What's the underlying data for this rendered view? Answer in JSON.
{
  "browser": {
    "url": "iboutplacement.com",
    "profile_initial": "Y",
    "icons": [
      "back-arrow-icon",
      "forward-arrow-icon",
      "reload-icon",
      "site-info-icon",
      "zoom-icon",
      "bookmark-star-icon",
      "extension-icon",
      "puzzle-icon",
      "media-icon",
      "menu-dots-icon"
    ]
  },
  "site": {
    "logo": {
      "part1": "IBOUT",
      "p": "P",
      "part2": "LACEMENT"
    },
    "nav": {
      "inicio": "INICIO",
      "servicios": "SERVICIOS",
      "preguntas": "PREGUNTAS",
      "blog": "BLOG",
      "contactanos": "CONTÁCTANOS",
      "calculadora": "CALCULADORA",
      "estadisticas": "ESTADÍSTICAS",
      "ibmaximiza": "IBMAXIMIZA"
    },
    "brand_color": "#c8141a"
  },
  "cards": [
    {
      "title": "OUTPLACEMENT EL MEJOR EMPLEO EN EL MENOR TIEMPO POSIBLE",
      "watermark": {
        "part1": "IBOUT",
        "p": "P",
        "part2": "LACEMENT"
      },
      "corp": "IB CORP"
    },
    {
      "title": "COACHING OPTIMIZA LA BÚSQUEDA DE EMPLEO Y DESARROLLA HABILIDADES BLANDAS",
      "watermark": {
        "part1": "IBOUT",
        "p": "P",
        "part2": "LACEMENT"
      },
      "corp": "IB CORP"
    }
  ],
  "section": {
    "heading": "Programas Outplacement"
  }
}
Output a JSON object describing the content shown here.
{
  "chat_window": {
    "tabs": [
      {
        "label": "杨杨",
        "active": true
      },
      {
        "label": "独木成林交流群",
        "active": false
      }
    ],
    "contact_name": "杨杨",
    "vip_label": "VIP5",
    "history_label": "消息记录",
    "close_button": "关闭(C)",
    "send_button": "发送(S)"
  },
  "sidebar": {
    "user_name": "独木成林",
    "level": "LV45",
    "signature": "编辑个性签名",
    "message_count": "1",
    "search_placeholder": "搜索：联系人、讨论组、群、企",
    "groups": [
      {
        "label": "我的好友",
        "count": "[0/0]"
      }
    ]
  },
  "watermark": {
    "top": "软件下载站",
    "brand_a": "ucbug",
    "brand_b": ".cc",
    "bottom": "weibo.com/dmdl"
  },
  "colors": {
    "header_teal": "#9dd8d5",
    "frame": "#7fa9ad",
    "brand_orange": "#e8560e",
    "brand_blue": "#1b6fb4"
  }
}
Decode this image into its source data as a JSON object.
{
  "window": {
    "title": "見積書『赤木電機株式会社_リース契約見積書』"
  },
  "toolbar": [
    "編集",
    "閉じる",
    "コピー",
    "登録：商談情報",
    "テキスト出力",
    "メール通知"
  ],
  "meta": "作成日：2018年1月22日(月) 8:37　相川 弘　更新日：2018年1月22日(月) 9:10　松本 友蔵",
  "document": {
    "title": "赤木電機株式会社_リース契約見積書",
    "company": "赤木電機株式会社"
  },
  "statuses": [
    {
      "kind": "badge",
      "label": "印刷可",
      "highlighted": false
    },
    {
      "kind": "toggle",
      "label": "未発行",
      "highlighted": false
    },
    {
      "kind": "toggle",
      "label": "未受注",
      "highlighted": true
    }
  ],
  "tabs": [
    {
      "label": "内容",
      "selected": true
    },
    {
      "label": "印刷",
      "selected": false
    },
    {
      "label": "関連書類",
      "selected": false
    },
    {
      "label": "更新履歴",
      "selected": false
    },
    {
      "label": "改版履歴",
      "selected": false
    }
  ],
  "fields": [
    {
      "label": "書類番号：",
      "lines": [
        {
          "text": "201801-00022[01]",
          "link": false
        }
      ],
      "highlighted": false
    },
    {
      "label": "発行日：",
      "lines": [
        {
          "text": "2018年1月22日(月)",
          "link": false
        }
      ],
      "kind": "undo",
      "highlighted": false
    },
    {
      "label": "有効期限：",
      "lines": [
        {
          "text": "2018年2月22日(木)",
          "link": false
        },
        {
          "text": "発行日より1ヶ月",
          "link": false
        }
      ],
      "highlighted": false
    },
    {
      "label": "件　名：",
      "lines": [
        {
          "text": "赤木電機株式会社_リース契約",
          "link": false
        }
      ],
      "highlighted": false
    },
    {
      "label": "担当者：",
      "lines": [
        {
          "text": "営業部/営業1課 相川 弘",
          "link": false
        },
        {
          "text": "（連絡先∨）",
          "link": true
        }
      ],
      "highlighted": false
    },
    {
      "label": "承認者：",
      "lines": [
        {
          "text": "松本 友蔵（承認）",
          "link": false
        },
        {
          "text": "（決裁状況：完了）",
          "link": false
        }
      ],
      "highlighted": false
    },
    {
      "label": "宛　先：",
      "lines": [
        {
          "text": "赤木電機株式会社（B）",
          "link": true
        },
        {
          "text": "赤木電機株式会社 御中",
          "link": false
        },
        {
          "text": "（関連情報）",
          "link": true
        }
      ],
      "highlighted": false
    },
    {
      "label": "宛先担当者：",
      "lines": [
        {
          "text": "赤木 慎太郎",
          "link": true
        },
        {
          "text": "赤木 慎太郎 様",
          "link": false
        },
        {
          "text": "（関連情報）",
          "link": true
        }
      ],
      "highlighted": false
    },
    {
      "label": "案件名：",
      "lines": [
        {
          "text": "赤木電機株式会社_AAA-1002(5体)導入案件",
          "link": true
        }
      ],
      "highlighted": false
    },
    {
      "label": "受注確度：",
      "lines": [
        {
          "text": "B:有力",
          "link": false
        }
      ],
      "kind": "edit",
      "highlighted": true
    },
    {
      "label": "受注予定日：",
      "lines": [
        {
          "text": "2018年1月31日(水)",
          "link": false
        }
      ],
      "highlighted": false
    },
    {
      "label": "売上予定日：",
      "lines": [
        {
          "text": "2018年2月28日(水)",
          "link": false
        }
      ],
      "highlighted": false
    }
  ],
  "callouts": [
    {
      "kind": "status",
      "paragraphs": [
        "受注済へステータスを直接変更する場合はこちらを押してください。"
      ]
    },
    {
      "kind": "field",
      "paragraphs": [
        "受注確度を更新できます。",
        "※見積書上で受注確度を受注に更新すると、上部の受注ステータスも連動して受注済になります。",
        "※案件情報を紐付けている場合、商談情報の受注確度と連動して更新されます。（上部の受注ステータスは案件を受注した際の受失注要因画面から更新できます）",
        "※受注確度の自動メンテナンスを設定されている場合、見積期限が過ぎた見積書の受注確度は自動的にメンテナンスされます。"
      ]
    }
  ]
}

Set exercise: Extract all lines as given.

Full output:
What's the underlying data for this rendered view? Answer in JSON.
{
  "browser": {
    "url": "iboutplacement.com",
    "profile_initial": "Y",
    "icons": [
      "back-arrow-icon",
      "forward-arrow-icon",
      "reload-icon",
      "site-info-icon",
      "zoom-icon",
      "bookmark-star-icon",
      "extension-icon",
      "puzzle-icon",
      "media-icon",
      "menu-dots-icon"
    ]
  },
  "site": {
    "logo": {
      "part1": "IBOUT",
      "p": "P",
      "part2": "LACEMENT"
    },
    "nav": {
      "inicio": "INICIO",
      "servicios": "SERVICIOS",
      "preguntas": "PREGUNTAS",
      "blog": "BLOG",
      "contactanos": "CONTÁCTANOS",
      "calculadora": "CALCULADORA",
      "estadisticas": "ESTADÍSTICAS",
      "ibmaximiza": "IBMAXIMIZA"
    },
    "brand_color": "#c8141a"
  },
  "cards": [
    {
      "title": "OUTPLACEMENT EL MEJOR EMPLEO EN EL MENOR TIEMPO POSIBLE",
      "watermark": {
        "part1": "IBOUT",
        "p": "P",
        "part2": "LACEMENT"
      },
      "corp": "IB CORP"
    },
    {
      "title": "COACHING OPTIMIZA LA BÚSQUEDA DE EMPLEO Y DESARROLLA HABILIDADES BLANDAS",
      "watermark": {
        "part1": "IBOUT",
        "p": "P",
        "part2": "LACEMENT"
      },
      "corp": "IB CORP"
    }
  ],
  "section": {
    "heading": "Programas Outplacement"
  }
}
Output a JSON object describing the content shown here.
{
  "chat_window": {
    "tabs": [
      {
        "label": "杨杨",
        "active": true
      },
      {
        "label": "独木成林交流群",
        "active": false
      }
    ],
    "contact_name": "杨杨",
    "vip_label": "VIP5",
    "history_label": "消息记录",
    "close_button": "关闭(C)",
    "send_button": "发送(S)"
  },
  "sidebar": {
    "user_name": "独木成林",
    "level": "LV45",
    "signature": "编辑个性签名",
    "message_count": "1",
    "search_placeholder": "搜索：联系人、讨论组、群、企",
    "groups": [
      {
        "label": "我的好友",
        "count": "[0/0]"
      }
    ]
  },
  "watermark": {
    "top": "软件下载站",
    "brand_a": "ucbug",
    "brand_b": ".cc",
    "bottom": "weibo.com/dmdl"
  },
  "colors": {
    "header_teal": "#9dd8d5",
    "frame": "#7fa9ad",
    "brand_orange": "#e8560e",
    "brand_blue": "#1b6fb4"
  }
}
Decode this image into its source data as a JSON object.
{
  "window": {
    "title": "見積書『赤木電機株式会社_リース契約見積書』"
  },
  "toolbar": [
    "編集",
    "閉じる",
    "コピー",
    "登録：商談情報",
    "テキスト出力",
    "メール通知"
  ],
  "meta": "作成日：2018年1月22日(月) 8:37　相川 弘　更新日：2018年1月22日(月) 9:10　松本 友蔵",
  "document": {
    "title": "赤木電機株式会社_リース契約見積書",
    "company": "赤木電機株式会社"
  },
  "statuses": [
    {
      "kind": "badge",
      "label": "印刷可",
      "highlighted": false
    },
    {
      "kind": "toggle",
      "label": "未発行",
      "highlighted": false
    },
    {
      "kind": "toggle",
      "label": "未受注",
      "highlighted": true
    }
  ],
  "tabs": [
    {
      "label": "内容",
      "selected": true
    },
    {
      "label": "印刷",
      "selected": false
    },
    {
      "label": "関連書類",
      "selected": false
    },
    {
      "label": "更新履歴",
      "selected": false
    },
    {
      "label": "改版履歴",
      "selected": false
    }
  ],
  "fields": [
    {
      "label": "書類番号：",
      "lines": [
        {
          "text": "201801-00022[01]",
          "link": false
        }
      ],
      "highlighted": false
    },
    {
      "label": "発行日：",
      "lines": [
        {
          "text": "2018年1月22日(月)",
          "link": false
        }
      ],
      "kind": "undo",
      "highlighted": false
    },
    {
      "label": "有効期限：",
      "lines": [
        {
          "text": "2018年2月22日(木)",
          "link": false
        },
        {
          "text": "発行日より1ヶ月",
          "link": false
        }
      ],
      "highlighted": false
    },
    {
      "label": "件　名：",
      "lines": [
        {
          "text": "赤木電機株式会社_リース契約",
          "link": false
        }
      ],
      "highlighted": false
    },
    {
      "label": "担当者：",
      "lines": [
        {
          "text": "営業部/営業1課 相川 弘",
          "link": false
        },
        {
          "text": "（連絡先∨）",
          "link": true
        }
      ],
      "highlighted": false
    },
    {
      "label": "承認者：",
      "lines": [
        {
          "text": "松本 友蔵（承認）",
          "link": false
        },
        {
          "text": "（決裁状況：完了）",
          "link": false
        }
      ],
      "highlighted": false
    },
    {
      "label": "宛　先：",
      "lines": [
        {
          "text": "赤木電機株式会社（B）",
          "link": true
        },
        {
          "text": "赤木電機株式会社 御中",
          "link": false
        },
        {
          "text": "（関連情報）",
          "link": true
        }
      ],
      "highlighted": false
    },
    {
      "label": "宛先担当者：",
      "lines": [
        {
          "text": "赤木 慎太郎",
          "link": true
        },
        {
          "text": "赤木 慎太郎 様",
          "link": false
        },
        {
          "text": "（関連情報）",
          "link": true
        }
      ],
      "highlighted": false
    },
    {
      "label": "案件名：",
      "lines": [
        {
          "text": "赤木電機株式会社_AAA-1002(5体)導入案件",
          "link": true
        }
      ],
      "highlighted": false
    },
    {
      "label": "受注確度：",
      "lines": [
        {
          "text": "B:有力",
          "link": false
        }
      ],
      "kind": "edit",
      "highlighted": true
    },
    {
      "label": "受注予定日：",
      "lines": [
        {
          "text": "2018年1月31日(水)",
          "link": false
        }
      ],
      "highlighted": false
    },
    {
      "label": "売上予定日：",
      "lines": [
        {
          "text": "2018年2月28日(水)",
          "link": false
        }
      ],
      "highlighted": false
    }
  ],
  "callouts": [
    {
      "kind": "status",
      "paragraphs": [
        "受注済へステータスを直接変更する場合はこちらを押してください。"
      ]
    },
    {
      "kind": "field",
      "paragraphs": [
        "受注確度を更新できます。",
        "※見積書上で受注確度を受注に更新すると、上部の受注ステータスも連動して受注済になります。",
        "※案件情報を紐付けている場合、商談情報の受注確度と連動して更新されます。（上部の受注ステータスは案件を受注した際の受失注要因画面から更新できます）",
        "※受注確度の自動メンテナンスを設定されている場合、見積期限が過ぎた見積書の受注確度は自動的にメンテナンスされます。"
      ]
    }
  ]
}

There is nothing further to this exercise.